*WHAT THE TASK ASKS*: Copy every line of the records below where the word "smiling" occurs.

*AVAILABLE RECORDS*:
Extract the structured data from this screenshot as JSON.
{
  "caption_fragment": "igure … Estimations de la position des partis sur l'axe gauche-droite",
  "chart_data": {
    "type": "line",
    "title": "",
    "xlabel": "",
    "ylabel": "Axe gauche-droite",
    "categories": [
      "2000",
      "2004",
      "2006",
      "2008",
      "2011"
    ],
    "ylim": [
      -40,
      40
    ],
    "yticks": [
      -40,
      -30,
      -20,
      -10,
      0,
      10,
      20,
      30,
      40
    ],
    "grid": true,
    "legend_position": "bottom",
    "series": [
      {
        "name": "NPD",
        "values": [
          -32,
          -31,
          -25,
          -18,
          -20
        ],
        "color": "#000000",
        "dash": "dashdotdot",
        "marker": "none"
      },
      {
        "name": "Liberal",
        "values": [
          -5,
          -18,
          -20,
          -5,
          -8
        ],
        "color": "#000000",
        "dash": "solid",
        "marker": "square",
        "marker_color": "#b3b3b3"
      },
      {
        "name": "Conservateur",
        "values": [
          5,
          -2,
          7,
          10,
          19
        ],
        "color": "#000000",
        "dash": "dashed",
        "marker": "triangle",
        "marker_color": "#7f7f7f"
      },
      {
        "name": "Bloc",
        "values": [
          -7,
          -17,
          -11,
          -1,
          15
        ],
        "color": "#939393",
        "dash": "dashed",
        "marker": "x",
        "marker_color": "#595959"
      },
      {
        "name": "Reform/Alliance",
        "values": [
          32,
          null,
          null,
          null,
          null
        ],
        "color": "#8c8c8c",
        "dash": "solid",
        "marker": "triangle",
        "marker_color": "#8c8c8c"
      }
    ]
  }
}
* * *
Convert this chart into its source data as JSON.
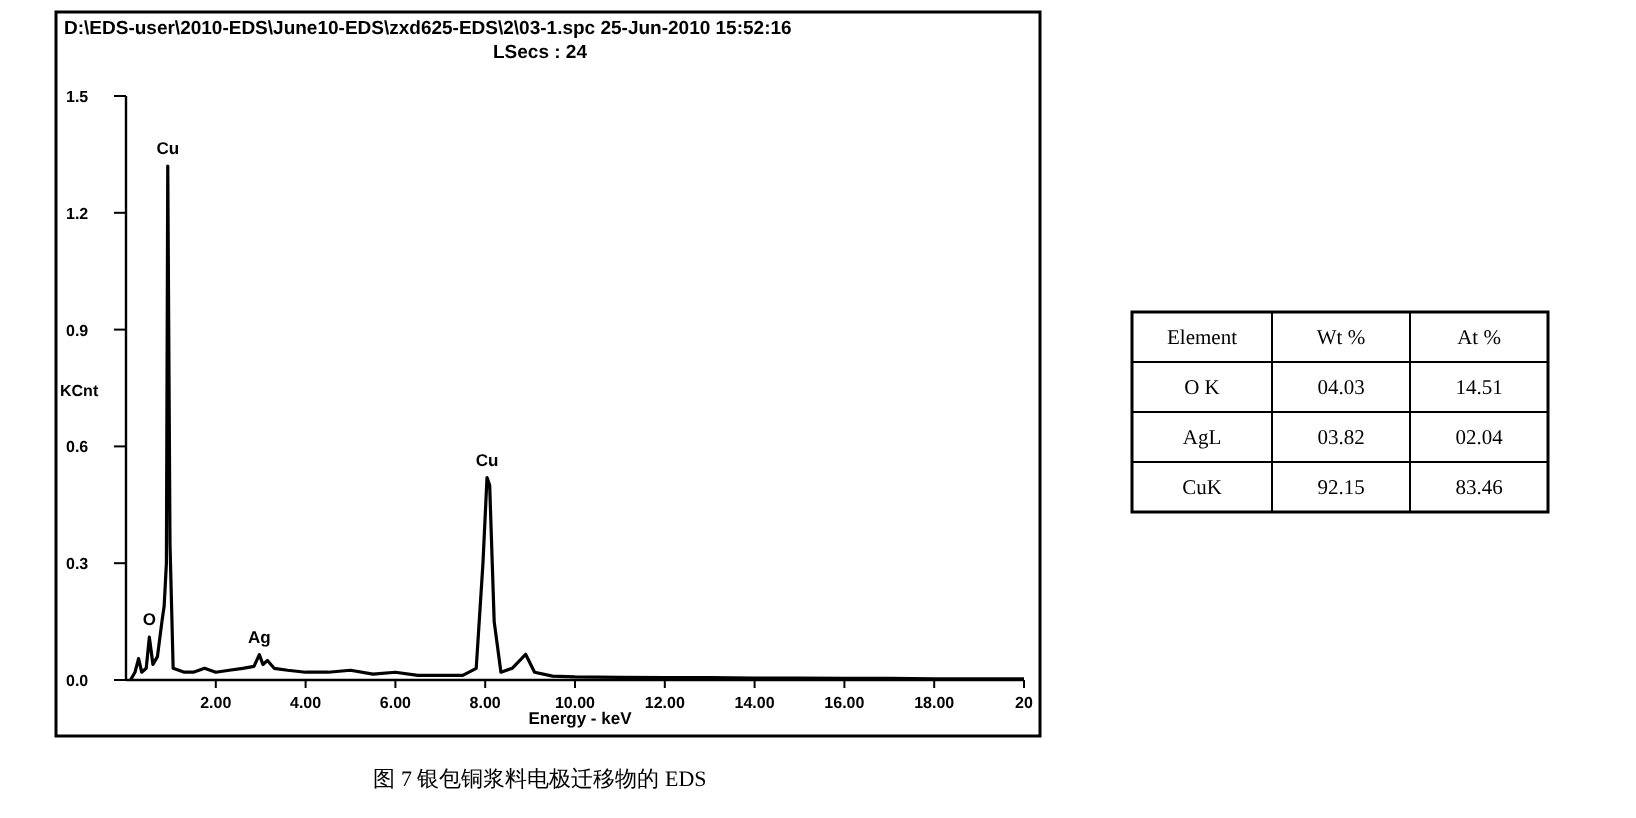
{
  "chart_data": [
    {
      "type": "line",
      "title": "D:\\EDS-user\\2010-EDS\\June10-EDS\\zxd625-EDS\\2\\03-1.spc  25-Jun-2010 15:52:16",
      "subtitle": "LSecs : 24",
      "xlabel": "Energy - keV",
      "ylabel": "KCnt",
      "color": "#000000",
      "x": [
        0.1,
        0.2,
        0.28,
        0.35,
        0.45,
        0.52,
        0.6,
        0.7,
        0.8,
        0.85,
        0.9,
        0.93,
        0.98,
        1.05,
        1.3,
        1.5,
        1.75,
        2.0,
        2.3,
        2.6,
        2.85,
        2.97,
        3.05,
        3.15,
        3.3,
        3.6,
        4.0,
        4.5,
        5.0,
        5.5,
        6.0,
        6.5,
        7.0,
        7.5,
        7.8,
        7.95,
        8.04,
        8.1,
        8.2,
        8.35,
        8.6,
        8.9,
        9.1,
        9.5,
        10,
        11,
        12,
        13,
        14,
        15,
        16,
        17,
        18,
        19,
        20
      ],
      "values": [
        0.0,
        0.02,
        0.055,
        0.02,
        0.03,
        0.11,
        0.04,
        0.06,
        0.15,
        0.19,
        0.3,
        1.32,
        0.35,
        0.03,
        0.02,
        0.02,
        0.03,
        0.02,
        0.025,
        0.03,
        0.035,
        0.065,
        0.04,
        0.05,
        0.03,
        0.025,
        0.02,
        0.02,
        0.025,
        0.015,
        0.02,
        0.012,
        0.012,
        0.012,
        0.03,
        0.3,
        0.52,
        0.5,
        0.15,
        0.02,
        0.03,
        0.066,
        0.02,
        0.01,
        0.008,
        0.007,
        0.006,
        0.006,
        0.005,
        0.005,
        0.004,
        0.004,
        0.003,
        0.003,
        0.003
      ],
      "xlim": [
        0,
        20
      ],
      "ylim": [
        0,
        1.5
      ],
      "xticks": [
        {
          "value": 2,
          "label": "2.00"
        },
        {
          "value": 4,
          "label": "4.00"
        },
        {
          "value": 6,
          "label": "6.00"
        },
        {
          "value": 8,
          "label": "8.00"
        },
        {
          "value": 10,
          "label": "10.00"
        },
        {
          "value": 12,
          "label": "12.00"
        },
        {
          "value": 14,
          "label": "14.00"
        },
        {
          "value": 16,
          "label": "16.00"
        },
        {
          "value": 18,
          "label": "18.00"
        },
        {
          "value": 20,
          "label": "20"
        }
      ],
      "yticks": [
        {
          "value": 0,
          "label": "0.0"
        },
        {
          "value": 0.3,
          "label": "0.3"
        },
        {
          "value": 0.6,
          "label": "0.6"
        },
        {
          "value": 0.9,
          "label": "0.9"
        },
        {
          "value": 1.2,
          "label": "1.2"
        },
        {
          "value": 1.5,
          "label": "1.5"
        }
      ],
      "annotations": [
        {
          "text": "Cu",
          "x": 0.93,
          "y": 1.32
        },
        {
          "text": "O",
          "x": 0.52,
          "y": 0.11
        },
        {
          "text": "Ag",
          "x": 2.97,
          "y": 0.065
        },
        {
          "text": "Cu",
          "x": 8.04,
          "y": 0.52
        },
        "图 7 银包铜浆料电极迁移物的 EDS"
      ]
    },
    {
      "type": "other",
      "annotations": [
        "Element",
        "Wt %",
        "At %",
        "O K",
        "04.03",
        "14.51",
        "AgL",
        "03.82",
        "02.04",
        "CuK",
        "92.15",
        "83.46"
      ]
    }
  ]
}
==
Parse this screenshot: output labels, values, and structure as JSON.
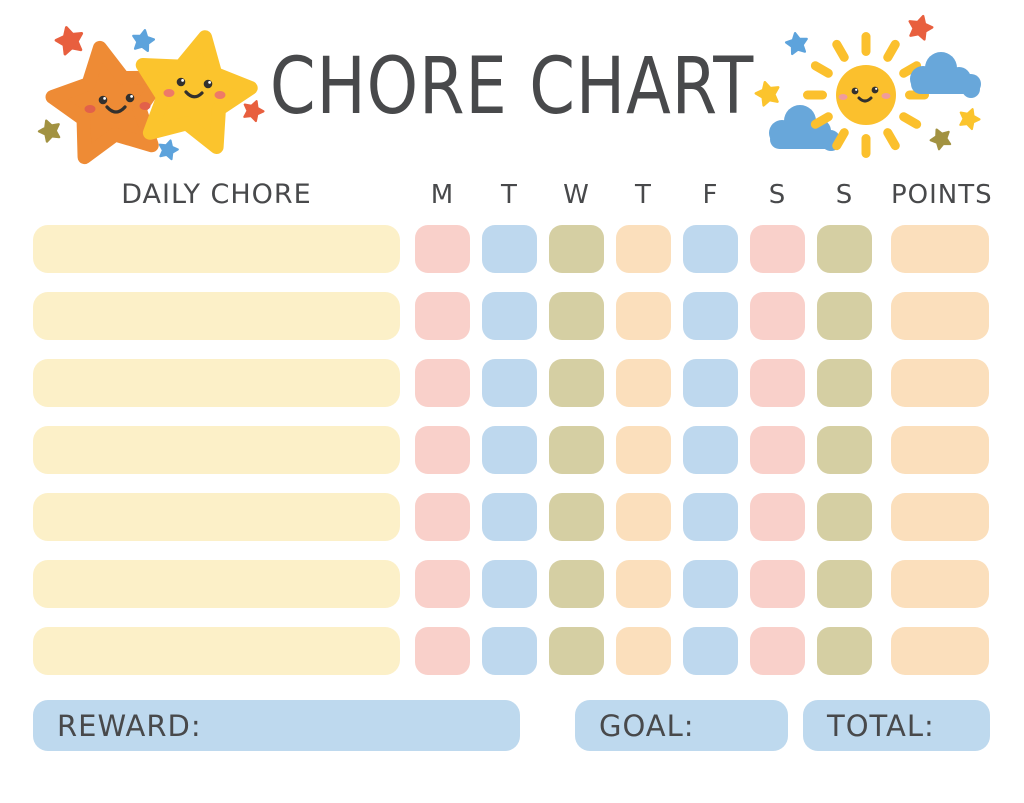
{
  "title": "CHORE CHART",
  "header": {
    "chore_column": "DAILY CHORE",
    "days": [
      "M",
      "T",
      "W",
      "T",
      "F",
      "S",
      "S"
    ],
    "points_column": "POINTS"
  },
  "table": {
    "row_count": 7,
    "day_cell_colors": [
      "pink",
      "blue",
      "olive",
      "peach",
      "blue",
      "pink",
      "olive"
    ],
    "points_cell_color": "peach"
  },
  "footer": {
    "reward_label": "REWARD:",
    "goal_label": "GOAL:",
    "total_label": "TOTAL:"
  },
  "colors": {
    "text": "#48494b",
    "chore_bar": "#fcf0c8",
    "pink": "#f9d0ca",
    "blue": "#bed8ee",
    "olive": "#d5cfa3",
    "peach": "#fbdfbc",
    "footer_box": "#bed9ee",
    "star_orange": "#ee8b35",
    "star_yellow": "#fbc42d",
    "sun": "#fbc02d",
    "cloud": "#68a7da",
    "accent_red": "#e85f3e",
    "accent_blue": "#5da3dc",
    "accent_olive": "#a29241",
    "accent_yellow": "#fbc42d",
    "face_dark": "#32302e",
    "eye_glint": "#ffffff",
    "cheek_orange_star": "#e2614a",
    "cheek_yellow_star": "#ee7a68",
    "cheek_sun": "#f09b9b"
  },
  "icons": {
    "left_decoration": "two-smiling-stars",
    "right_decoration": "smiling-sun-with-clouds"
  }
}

*RESPONSE*:
    "left_decoration": "two-smiling-stars",
    "right_decoration": "smiling-sun-with-clouds"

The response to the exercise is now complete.